GOAL: Copy out all lines where "BTCUSD" appears.

☆ ☆ ☆

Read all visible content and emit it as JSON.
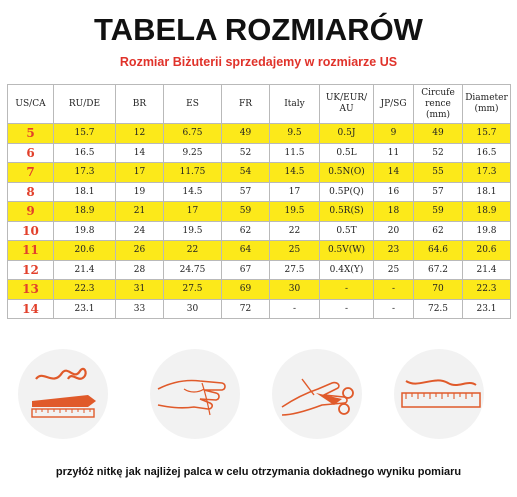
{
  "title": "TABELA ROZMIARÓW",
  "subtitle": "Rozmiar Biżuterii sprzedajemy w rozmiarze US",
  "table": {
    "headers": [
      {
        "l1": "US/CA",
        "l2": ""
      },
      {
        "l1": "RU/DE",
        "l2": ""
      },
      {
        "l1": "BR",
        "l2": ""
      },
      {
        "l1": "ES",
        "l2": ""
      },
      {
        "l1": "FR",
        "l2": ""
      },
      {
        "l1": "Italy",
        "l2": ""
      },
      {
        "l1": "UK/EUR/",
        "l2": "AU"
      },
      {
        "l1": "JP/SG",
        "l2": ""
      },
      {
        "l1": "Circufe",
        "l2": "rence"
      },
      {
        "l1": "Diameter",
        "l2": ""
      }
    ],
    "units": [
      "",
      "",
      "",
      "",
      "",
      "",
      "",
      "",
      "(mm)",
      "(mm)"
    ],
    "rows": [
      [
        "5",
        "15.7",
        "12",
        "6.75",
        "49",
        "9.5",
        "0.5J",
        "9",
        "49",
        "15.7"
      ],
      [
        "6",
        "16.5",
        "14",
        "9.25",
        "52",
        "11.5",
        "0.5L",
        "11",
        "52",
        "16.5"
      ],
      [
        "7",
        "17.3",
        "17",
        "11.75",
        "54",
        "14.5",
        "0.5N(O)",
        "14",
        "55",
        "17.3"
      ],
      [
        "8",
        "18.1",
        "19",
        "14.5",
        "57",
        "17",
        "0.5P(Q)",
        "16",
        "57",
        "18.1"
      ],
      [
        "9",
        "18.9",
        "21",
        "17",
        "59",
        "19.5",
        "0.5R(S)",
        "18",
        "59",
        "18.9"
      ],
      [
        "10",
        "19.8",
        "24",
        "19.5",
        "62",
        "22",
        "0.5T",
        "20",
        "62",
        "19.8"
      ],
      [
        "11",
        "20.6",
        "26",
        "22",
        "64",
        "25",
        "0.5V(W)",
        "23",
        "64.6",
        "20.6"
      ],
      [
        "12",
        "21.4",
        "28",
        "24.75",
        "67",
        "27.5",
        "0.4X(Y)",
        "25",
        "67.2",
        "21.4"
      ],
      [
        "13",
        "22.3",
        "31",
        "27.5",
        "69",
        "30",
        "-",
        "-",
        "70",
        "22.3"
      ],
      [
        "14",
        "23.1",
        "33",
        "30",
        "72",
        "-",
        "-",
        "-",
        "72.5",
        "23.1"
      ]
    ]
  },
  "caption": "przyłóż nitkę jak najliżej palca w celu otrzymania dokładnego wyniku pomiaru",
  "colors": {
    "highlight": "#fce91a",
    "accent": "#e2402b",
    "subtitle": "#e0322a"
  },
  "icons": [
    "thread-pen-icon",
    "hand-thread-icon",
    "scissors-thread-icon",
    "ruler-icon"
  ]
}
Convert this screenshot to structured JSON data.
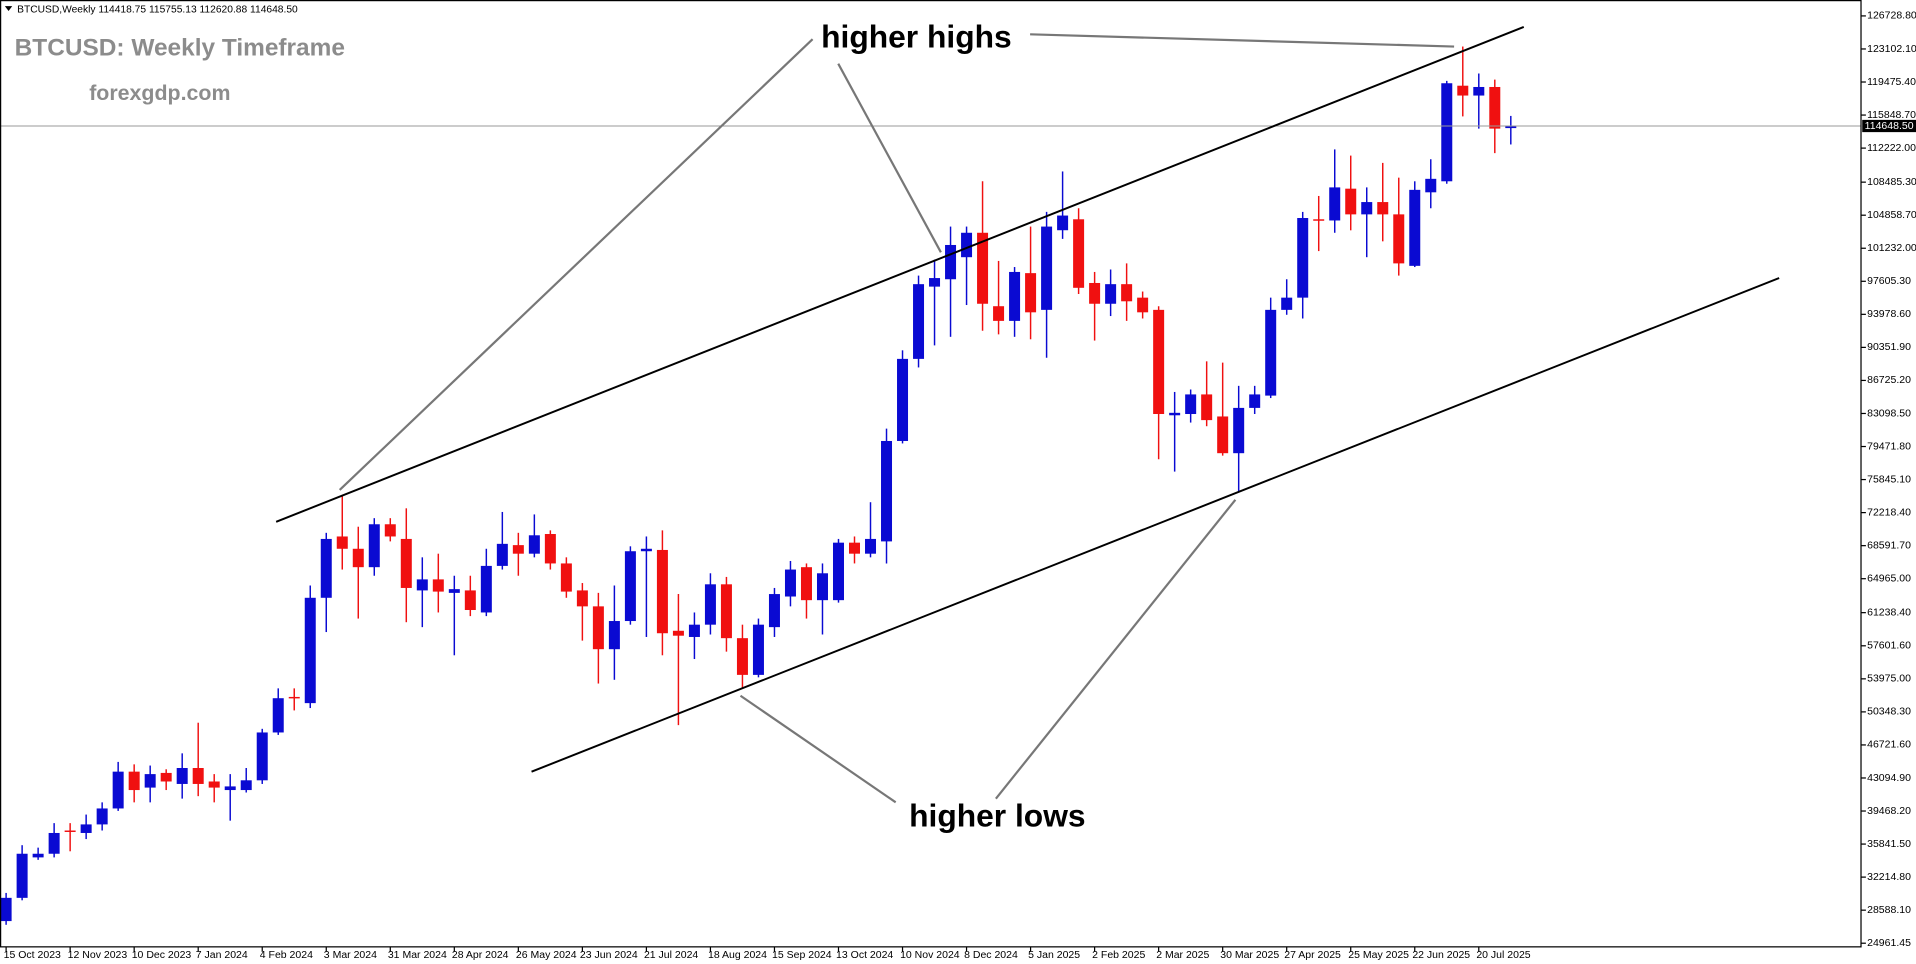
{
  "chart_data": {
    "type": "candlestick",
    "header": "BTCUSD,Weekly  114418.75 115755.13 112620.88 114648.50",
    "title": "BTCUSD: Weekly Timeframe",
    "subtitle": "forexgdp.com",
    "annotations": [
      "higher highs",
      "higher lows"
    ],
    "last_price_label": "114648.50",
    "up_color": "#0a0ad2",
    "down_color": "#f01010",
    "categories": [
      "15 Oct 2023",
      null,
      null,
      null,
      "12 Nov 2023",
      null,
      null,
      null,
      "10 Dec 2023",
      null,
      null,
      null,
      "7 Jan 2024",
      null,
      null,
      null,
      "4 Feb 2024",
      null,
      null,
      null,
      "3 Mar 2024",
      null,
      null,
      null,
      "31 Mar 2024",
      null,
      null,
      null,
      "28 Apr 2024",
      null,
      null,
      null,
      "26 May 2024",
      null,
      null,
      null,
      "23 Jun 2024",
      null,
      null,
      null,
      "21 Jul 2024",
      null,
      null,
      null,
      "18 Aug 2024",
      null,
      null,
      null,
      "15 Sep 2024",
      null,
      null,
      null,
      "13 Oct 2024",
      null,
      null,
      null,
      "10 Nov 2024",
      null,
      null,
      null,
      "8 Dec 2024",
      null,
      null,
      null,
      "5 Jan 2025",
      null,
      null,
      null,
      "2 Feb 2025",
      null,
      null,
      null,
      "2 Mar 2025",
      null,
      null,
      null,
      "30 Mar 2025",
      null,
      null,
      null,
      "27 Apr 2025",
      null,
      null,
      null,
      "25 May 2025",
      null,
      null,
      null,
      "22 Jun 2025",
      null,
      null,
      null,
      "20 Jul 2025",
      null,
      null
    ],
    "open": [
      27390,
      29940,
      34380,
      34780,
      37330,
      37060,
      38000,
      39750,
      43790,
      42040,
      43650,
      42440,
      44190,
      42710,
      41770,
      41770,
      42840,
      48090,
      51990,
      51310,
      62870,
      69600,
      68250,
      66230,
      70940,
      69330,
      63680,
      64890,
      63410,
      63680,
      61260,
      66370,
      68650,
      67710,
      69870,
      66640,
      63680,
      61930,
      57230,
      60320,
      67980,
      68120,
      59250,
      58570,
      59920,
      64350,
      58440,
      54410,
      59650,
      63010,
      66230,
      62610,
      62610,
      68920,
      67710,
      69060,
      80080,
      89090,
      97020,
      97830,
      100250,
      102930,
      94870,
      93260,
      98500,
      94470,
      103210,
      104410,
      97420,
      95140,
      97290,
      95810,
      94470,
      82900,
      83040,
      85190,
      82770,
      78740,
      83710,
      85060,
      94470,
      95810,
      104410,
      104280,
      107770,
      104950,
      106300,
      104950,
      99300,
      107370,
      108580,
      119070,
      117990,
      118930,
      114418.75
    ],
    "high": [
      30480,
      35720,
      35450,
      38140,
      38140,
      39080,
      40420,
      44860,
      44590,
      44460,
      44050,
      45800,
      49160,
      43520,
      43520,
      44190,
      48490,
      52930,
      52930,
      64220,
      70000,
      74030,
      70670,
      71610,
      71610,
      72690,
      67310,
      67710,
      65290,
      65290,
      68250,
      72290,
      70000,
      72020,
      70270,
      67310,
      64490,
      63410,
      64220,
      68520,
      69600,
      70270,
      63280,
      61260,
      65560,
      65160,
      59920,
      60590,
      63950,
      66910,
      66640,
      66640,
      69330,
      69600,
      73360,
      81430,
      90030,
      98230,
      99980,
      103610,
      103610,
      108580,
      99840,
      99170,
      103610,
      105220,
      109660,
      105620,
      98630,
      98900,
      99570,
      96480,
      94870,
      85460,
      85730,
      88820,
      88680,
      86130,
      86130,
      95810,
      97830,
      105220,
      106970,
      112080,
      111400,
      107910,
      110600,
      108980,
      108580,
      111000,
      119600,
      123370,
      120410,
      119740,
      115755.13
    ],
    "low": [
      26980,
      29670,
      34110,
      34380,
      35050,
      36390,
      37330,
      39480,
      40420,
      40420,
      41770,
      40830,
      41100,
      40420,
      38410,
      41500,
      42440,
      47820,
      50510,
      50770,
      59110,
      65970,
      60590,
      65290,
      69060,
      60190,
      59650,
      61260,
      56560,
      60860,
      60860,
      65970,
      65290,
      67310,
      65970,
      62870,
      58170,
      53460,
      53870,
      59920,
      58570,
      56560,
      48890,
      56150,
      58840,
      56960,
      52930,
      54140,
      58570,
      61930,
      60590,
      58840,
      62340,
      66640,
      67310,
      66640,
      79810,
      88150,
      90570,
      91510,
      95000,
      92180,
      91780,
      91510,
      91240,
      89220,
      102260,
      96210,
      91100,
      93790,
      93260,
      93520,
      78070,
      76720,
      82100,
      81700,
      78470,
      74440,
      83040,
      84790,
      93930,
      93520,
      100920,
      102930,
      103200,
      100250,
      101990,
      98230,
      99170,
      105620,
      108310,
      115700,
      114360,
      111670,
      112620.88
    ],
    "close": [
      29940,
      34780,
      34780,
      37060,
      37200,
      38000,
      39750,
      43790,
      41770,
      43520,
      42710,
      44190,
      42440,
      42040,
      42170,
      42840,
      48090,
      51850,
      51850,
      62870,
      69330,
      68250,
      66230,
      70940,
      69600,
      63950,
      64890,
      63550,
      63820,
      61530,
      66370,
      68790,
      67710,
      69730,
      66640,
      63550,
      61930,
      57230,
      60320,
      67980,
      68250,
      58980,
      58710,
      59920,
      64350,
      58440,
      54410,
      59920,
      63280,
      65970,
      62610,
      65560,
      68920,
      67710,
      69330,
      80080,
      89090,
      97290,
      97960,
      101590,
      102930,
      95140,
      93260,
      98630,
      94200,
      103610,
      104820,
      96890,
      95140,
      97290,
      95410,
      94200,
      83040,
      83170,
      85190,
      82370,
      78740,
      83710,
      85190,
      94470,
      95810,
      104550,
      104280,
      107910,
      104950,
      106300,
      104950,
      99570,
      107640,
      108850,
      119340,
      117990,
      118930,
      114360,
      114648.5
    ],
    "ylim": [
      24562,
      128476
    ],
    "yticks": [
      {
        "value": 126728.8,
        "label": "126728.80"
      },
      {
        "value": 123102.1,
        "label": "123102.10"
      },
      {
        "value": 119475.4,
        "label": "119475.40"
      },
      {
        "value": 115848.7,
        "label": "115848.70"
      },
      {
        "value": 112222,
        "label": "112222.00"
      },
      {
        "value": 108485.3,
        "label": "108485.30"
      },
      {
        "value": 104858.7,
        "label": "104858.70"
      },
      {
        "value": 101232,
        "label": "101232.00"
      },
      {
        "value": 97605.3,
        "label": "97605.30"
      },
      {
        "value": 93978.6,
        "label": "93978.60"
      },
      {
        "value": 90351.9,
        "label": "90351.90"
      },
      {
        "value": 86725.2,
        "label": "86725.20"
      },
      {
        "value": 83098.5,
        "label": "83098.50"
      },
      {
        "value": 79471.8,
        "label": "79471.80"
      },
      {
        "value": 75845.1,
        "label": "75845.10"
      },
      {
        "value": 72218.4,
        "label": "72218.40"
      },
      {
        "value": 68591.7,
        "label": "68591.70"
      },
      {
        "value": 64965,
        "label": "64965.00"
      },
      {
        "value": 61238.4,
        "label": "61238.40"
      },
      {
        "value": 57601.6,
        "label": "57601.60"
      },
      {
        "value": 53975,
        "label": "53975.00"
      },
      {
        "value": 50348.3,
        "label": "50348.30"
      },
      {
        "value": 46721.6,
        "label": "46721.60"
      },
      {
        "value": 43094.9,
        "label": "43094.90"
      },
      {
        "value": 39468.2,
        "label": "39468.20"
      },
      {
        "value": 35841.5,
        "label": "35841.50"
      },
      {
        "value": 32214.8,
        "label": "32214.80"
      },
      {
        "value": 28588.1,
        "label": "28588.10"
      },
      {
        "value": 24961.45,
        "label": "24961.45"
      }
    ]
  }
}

☆ ☆ ☆

ANSWER BELOW:
    "header": "BTCUSD,Weekly  114418.75 115755.13 112620.88 114648.50",
    "title": "BTCUSD: Weekly Timeframe",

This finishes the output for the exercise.